* **Given data**:
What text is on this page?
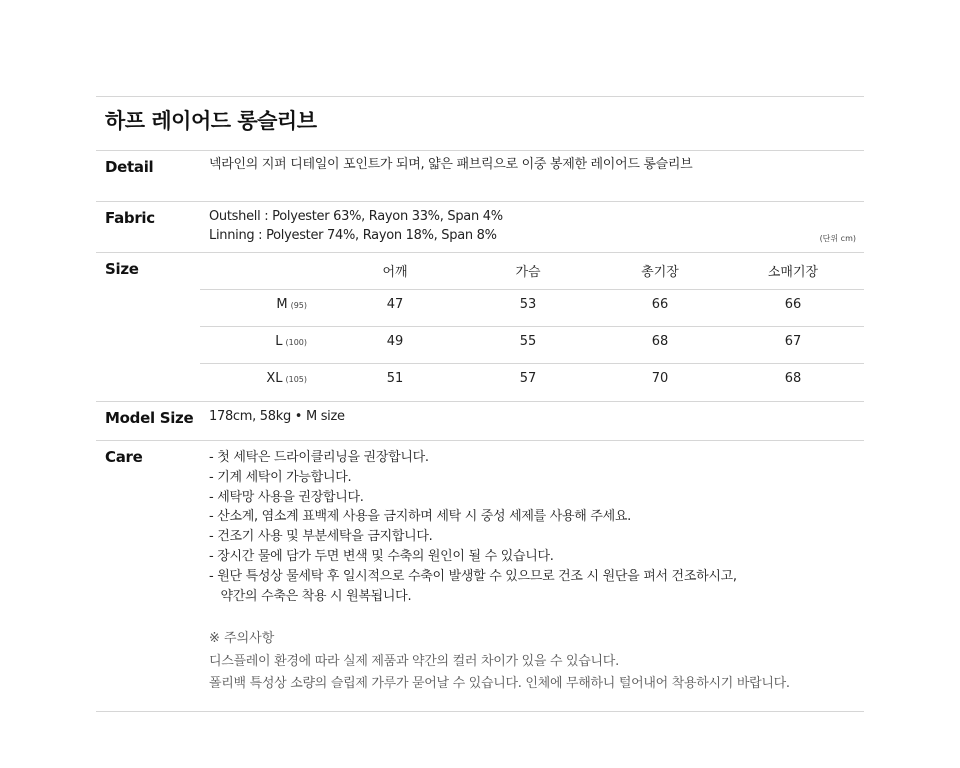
하프 레이어드 롱슬리브
Detail	넥라인의 지퍼 디테일이 포인트가 되며, 얇은 패브릭으로 이중 봉제한 레이어드 롱슬리브
Fabric	Outshell : Polyester 63%, Rayon 33%, Span 4%
Linning : Polyester 74%, Rayon 18%, Span 8%	(단위 cm)
Size	어깨	가슴	총기장	소매기장
M (95)	47	53	66	66
L (100)	49	55	68	67
XL (105)	51	57	70	68
Model Size 178cm, 58kg • M size
Care	- 첫 세탁은 드라이클리닝을 권장합니다.
- 기계 세탁이 가능합니다.
- 세탁망 사용을 권장합니다.
- 산소계, 염소계 표백제 사용을 금지하며 세탁 시 중성 세제를 사용해 주세요.
- 건조기 사용 및 부분세탁을 금지합니다.
- 장시간 물에 담가 두면 변색 및 수축의 원인이 될 수 있습니다.
- 원단 특성상 물세탁 후 일시적으로 수축이 발생할 수 있으므로 건조 시 원단을 펴서 건조하시고,
약간의 수축은 착용 시 원복됩니다.
※ 주의사항
디스플레이 환경에 따라 실제 제품과 약간의 컬러 차이가 있을 수 있습니다.
폴리백 특성상 소량의 슬립제 가루가 묻어날 수 있습니다. 인체에 무해하니 털어내어 착용하시기 바랍니다.
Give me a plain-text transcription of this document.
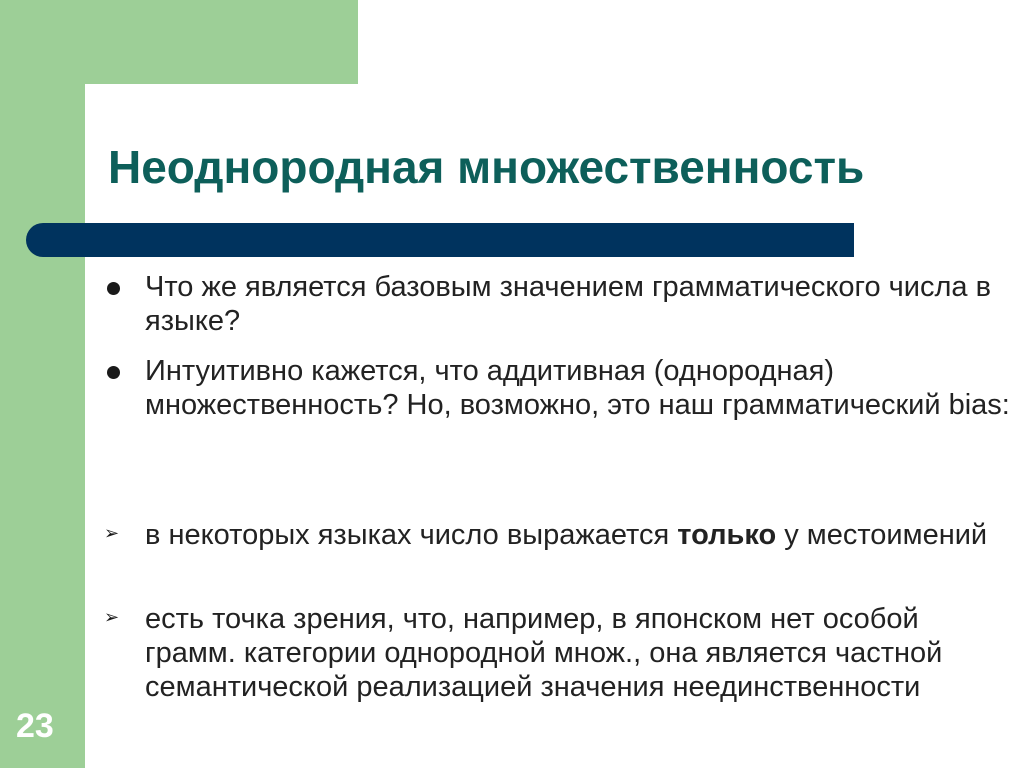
Неоднородная множественность

Что же является базовым значением грамматического числа в языке?

Интуитивно кажется, что аддитивная (однородная) множественность? Но, возможно, это наш грамматический bias:

➢ в некоторых языках число выражается только у местоимений

➢ есть точка зрения, что, например, в японском нет особой грамм. категории однородной множ., она является частной семантической реализацией значения неединственности

23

* **What you are asked to do**: Give the material again exactly as it is, but keep the pictures out.

* **Task answer**:
What text is on this page?
하프 레이어드 롱슬리브
Detail	넥라인의 지퍼 디테일이 포인트가 되며, 얇은 패브릭으로 이중 봉제한 레이어드 롱슬리브
Fabric	Outshell : Polyester 63%, Rayon 33%, Span 4%
Linning : Polyester 74%, Rayon 18%, Span 8%	(단위 cm)
Size	어깨	가슴	총기장	소매기장
M (95)	47	53	66	66
L (100)	49	55	68	67
XL (105)	51	57	70	68
Model Size 178cm, 58kg • M size
Care	- 첫 세탁은 드라이클리닝을 권장합니다.
- 기계 세탁이 가능합니다.
- 세탁망 사용을 권장합니다.
- 산소계, 염소계 표백제 사용을 금지하며 세탁 시 중성 세제를 사용해 주세요.
- 건조기 사용 및 부분세탁을 금지합니다.
- 장시간 물에 담가 두면 변색 및 수축의 원인이 될 수 있습니다.
- 원단 특성상 물세탁 후 일시적으로 수축이 발생할 수 있으므로 건조 시 원단을 펴서 건조하시고,
약간의 수축은 착용 시 원복됩니다.
※ 주의사항
디스플레이 환경에 따라 실제 제품과 약간의 컬러 차이가 있을 수 있습니다.
폴리백 특성상 소량의 슬립제 가루가 묻어날 수 있습니다. 인체에 무해하니 털어내어 착용하시기 바랍니다.
Give me a plain-text transcription of this document.
Неоднородная множественность

Что же является базовым значением грамматического числа в языке?

Интуитивно кажется, что аддитивная (однородная) множественность? Но, возможно, это наш грамматический bias:

➢ в некоторых языках число выражается только у местоимений

➢ есть точка зрения, что, например, в японском нет особой грамм. категории однородной множ., она является частной семантической реализацией значения неединственности

23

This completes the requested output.